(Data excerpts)
+---+

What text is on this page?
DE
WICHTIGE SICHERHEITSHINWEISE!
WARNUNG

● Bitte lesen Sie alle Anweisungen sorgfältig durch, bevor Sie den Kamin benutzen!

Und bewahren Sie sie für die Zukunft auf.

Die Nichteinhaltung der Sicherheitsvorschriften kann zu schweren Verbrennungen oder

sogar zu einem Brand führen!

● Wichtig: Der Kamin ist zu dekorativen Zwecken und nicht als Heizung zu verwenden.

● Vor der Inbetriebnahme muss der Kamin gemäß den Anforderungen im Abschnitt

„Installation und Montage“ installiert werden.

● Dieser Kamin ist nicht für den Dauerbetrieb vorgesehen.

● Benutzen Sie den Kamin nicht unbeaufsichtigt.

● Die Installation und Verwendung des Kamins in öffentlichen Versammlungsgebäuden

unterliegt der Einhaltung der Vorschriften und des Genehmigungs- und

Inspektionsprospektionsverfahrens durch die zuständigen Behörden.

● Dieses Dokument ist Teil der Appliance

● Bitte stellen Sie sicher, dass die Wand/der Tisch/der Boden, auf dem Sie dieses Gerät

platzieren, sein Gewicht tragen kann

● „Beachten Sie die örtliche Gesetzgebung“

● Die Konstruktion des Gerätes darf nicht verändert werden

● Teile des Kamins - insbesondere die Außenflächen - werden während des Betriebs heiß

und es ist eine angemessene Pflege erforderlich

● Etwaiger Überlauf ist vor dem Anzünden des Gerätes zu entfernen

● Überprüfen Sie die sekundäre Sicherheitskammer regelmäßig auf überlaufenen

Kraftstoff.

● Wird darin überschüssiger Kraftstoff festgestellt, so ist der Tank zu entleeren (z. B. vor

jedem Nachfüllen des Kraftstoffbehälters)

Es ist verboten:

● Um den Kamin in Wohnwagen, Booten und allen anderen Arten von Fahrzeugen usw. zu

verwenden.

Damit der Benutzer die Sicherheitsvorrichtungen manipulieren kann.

+---+

Transcribe the whole listing exactly.

## Result of the exercise
What text is on this page?
DE
WICHTIGE SICHERHEITSHINWEISE!
WARNUNG

● Bitte lesen Sie alle Anweisungen sorgfältig durch, bevor Sie den Kamin benutzen!

Und bewahren Sie sie für die Zukunft auf.

Die Nichteinhaltung der Sicherheitsvorschriften kann zu schweren Verbrennungen oder

sogar zu einem Brand führen!

● Wichtig: Der Kamin ist zu dekorativen Zwecken und nicht als Heizung zu verwenden.

● Vor der Inbetriebnahme muss der Kamin gemäß den Anforderungen im Abschnitt

„Installation und Montage“ installiert werden.

● Dieser Kamin ist nicht für den Dauerbetrieb vorgesehen.

● Benutzen Sie den Kamin nicht unbeaufsichtigt.

● Die Installation und Verwendung des Kamins in öffentlichen Versammlungsgebäuden

unterliegt der Einhaltung der Vorschriften und des Genehmigungs- und

Inspektionsprospektionsverfahrens durch die zuständigen Behörden.

● Dieses Dokument ist Teil der Appliance

● Bitte stellen Sie sicher, dass die Wand/der Tisch/der Boden, auf dem Sie dieses Gerät

platzieren, sein Gewicht tragen kann

● „Beachten Sie die örtliche Gesetzgebung“

● Die Konstruktion des Gerätes darf nicht verändert werden

● Teile des Kamins - insbesondere die Außenflächen - werden während des Betriebs heiß

und es ist eine angemessene Pflege erforderlich

● Etwaiger Überlauf ist vor dem Anzünden des Gerätes zu entfernen

● Überprüfen Sie die sekundäre Sicherheitskammer regelmäßig auf überlaufenen

Kraftstoff.

● Wird darin überschüssiger Kraftstoff festgestellt, so ist der Tank zu entleeren (z. B. vor

jedem Nachfüllen des Kraftstoffbehälters)

Es ist verboten:

● Um den Kamin in Wohnwagen, Booten und allen anderen Arten von Fahrzeugen usw. zu

verwenden.

Damit der Benutzer die Sicherheitsvorrichtungen manipulieren kann.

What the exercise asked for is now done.